— What you are asked to do —
Write out all of the records precisely. Skip anything that is a picture.

(Data records)
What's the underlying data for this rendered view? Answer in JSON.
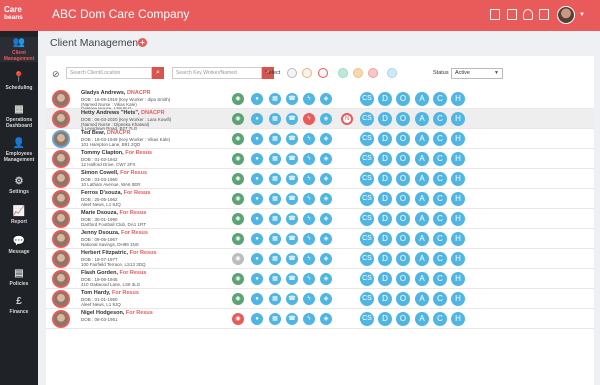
{
  "brand": {
    "line1": "Care",
    "line2": "beans"
  },
  "header": {
    "company": "ABC Dom Care Company"
  },
  "sidebar": [
    {
      "label": "Client Management",
      "icon": "users-icon",
      "glyph": "👥"
    },
    {
      "label": "Scheduling",
      "icon": "map-pin-icon",
      "glyph": "📍"
    },
    {
      "label": "Operations Dashboard",
      "icon": "dashboard-icon",
      "glyph": "▦"
    },
    {
      "label": "Employees Management",
      "icon": "employees-icon",
      "glyph": "👤"
    },
    {
      "label": "Settings",
      "icon": "gear-icon",
      "glyph": "⚙"
    },
    {
      "label": "Report",
      "icon": "chart-icon",
      "glyph": "📈"
    },
    {
      "label": "Message",
      "icon": "message-icon",
      "glyph": "💬"
    },
    {
      "label": "Policies",
      "icon": "document-icon",
      "glyph": "▤"
    },
    {
      "label": "Finance",
      "icon": "pound-icon",
      "glyph": "£"
    }
  ],
  "page": {
    "title": "Client Management"
  },
  "toolbar": {
    "search_client_placeholder": "Search Client/Location",
    "search_worker_placeholder": "Search Key Worker/Named",
    "select_label": "Select",
    "status_label": "Status",
    "status_value": "Active"
  },
  "letters": [
    "CS",
    "D",
    "O",
    "A",
    "C",
    "H"
  ],
  "clients": [
    {
      "name": "Gladys Andrews,",
      "tag": "DNACPR",
      "line1": "DOB : 16-09-1919 (Key Worker : dipa Smith)",
      "line2": "(Named Nurse : Vikas Kale)",
      "line3": "Oaktree House, LS8 8LG"
    },
    {
      "name": "Hetty Andrews \"Hets\",",
      "tag": "DNACPR",
      "line1": "DOB : 06-03-2020 (Key Worker : Lara Kowifi)",
      "line2": "(Named Nurse : Dipeeka Khatwal)",
      "line3": "1 Leysdown Road, B27 7LG"
    },
    {
      "name": "Ted Bear,",
      "tag": "DNACPR",
      "line1": "DOB : 18-03-1949 (Key Worker : Vikas Kale)",
      "line2": "101 Hampton Lane, B91 2QD",
      "line3": ""
    },
    {
      "name": "Tommy Clapton,",
      "tag": "For Resus",
      "line1": "DOB : 01-03-1942",
      "line2": "12 Halford Drive, CW7 2FX",
      "line3": ""
    },
    {
      "name": "Simon Cowell,",
      "tag": "For Resus",
      "line1": "DOB : 03-03-1960",
      "line2": "10 Latham Avenue, WA6 0ER",
      "line3": ""
    },
    {
      "name": "Ferros D'souza,",
      "tag": "For Resus",
      "line1": "DOB : 25-05-1962",
      "line2": "Aleef News, L1 8JQ",
      "line3": ""
    },
    {
      "name": "Marie Dsouza,",
      "tag": "For Resus",
      "line1": "DOB : 30-01-1990",
      "line2": "Dartford Football Club, DA1 1RT",
      "line3": ""
    },
    {
      "name": "Jenny Dsouza,",
      "tag": "For Resus",
      "line1": "DOB : 09-05-1967",
      "line2": "National Savings, DH99 1NS",
      "line3": ""
    },
    {
      "name": "Herbert Fitzpatric,",
      "tag": "For Resus",
      "line1": "DOB : 18-07-1977",
      "line2": "100 Fairfield Terrace, LS13 3DQ",
      "line3": ""
    },
    {
      "name": "Flash Gorden,",
      "tag": "For Resus",
      "line1": "DOB : 19-06-1945",
      "line2": "410 Oakwood Lane, LS8 3LG",
      "line3": ""
    },
    {
      "name": "Tom Hardy,",
      "tag": "For Resus",
      "line1": "DOB : 01-01-1950",
      "line2": "Aleef News, L1 8JQ",
      "line3": ""
    },
    {
      "name": "Nigel Hodgeson,",
      "tag": "For Resus",
      "line1": "DOB : 08-03-1951",
      "line2": "",
      "line3": ""
    }
  ]
}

— Result for this exercise —
What's the underlying data for this rendered view? Answer in JSON.
{
  "brand": {
    "line1": "Care",
    "line2": "beans"
  },
  "header": {
    "company": "ABC Dom Care Company"
  },
  "sidebar": [
    {
      "label": "Client Management",
      "icon": "users-icon",
      "glyph": "👥"
    },
    {
      "label": "Scheduling",
      "icon": "map-pin-icon",
      "glyph": "📍"
    },
    {
      "label": "Operations Dashboard",
      "icon": "dashboard-icon",
      "glyph": "▦"
    },
    {
      "label": "Employees Management",
      "icon": "employees-icon",
      "glyph": "👤"
    },
    {
      "label": "Settings",
      "icon": "gear-icon",
      "glyph": "⚙"
    },
    {
      "label": "Report",
      "icon": "chart-icon",
      "glyph": "📈"
    },
    {
      "label": "Message",
      "icon": "message-icon",
      "glyph": "💬"
    },
    {
      "label": "Policies",
      "icon": "document-icon",
      "glyph": "▤"
    },
    {
      "label": "Finance",
      "icon": "pound-icon",
      "glyph": "£"
    }
  ],
  "page": {
    "title": "Client Management"
  },
  "toolbar": {
    "search_client_placeholder": "Search Client/Location",
    "search_worker_placeholder": "Search Key Worker/Named",
    "select_label": "Select",
    "status_label": "Status",
    "status_value": "Active"
  },
  "letters": [
    "CS",
    "D",
    "O",
    "A",
    "C",
    "H"
  ],
  "clients": [
    {
      "name": "Gladys Andrews,",
      "tag": "DNACPR",
      "line1": "DOB : 16-09-1919 (Key Worker : dipa Smith)",
      "line2": "(Named Nurse : Vikas Kale)",
      "line3": "Oaktree House, LS8 8LG"
    },
    {
      "name": "Hetty Andrews \"Hets\",",
      "tag": "DNACPR",
      "line1": "DOB : 06-03-2020 (Key Worker : Lara Kowifi)",
      "line2": "(Named Nurse : Dipeeka Khatwal)",
      "line3": "1 Leysdown Road, B27 7LG"
    },
    {
      "name": "Ted Bear,",
      "tag": "DNACPR",
      "line1": "DOB : 18-03-1949 (Key Worker : Vikas Kale)",
      "line2": "101 Hampton Lane, B91 2QD",
      "line3": ""
    },
    {
      "name": "Tommy Clapton,",
      "tag": "For Resus",
      "line1": "DOB : 01-03-1942",
      "line2": "12 Halford Drive, CW7 2FX",
      "line3": ""
    },
    {
      "name": "Simon Cowell,",
      "tag": "For Resus",
      "line1": "DOB : 03-03-1960",
      "line2": "10 Latham Avenue, WA6 0ER",
      "line3": ""
    },
    {
      "name": "Ferros D'souza,",
      "tag": "For Resus",
      "line1": "DOB : 25-05-1962",
      "line2": "Aleef News, L1 8JQ",
      "line3": ""
    },
    {
      "name": "Marie Dsouza,",
      "tag": "For Resus",
      "line1": "DOB : 30-01-1990",
      "line2": "Dartford Football Club, DA1 1RT",
      "line3": ""
    },
    {
      "name": "Jenny Dsouza,",
      "tag": "For Resus",
      "line1": "DOB : 09-05-1967",
      "line2": "National Savings, DH99 1NS",
      "line3": ""
    },
    {
      "name": "Herbert Fitzpatric,",
      "tag": "For Resus",
      "line1": "DOB : 18-07-1977",
      "line2": "100 Fairfield Terrace, LS13 3DQ",
      "line3": ""
    },
    {
      "name": "Flash Gorden,",
      "tag": "For Resus",
      "line1": "DOB : 19-06-1945",
      "line2": "410 Oakwood Lane, LS8 3LG",
      "line3": ""
    },
    {
      "name": "Tom Hardy,",
      "tag": "For Resus",
      "line1": "DOB : 01-01-1950",
      "line2": "Aleef News, L1 8JQ",
      "line3": ""
    },
    {
      "name": "Nigel Hodgeson,",
      "tag": "For Resus",
      "line1": "DOB : 08-03-1951",
      "line2": "",
      "line3": ""
    }
  ]
}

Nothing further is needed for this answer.